Reproduce the records below in their entirety, character for character.
===== DATA PROVIDED
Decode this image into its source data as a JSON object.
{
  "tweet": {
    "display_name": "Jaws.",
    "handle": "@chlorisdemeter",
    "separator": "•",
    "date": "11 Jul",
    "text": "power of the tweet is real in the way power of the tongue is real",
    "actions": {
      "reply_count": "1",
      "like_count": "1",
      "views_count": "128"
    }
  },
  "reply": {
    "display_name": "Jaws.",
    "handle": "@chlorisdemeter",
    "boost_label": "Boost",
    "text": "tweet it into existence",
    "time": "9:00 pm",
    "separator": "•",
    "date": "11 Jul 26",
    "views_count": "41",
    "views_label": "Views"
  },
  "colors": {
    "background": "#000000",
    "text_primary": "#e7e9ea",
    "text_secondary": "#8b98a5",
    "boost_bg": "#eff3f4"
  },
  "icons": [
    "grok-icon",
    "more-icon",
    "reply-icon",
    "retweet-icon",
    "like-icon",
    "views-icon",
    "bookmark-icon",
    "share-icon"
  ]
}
==========
_WRITTEN REPLY_.
Decode this image into its source data as a JSON object.
{
  "tweet": {
    "display_name": "Jaws.",
    "handle": "@chlorisdemeter",
    "separator": "•",
    "date": "11 Jul",
    "text": "power of the tweet is real in the way power of the tongue is real",
    "actions": {
      "reply_count": "1",
      "like_count": "1",
      "views_count": "128"
    }
  },
  "reply": {
    "display_name": "Jaws.",
    "handle": "@chlorisdemeter",
    "boost_label": "Boost",
    "text": "tweet it into existence",
    "time": "9:00 pm",
    "separator": "•",
    "date": "11 Jul 26",
    "views_count": "41",
    "views_label": "Views"
  },
  "colors": {
    "background": "#000000",
    "text_primary": "#e7e9ea",
    "text_secondary": "#8b98a5",
    "boost_bg": "#eff3f4"
  },
  "icons": [
    "grok-icon",
    "more-icon",
    "reply-icon",
    "retweet-icon",
    "like-icon",
    "views-icon",
    "bookmark-icon",
    "share-icon"
  ]
}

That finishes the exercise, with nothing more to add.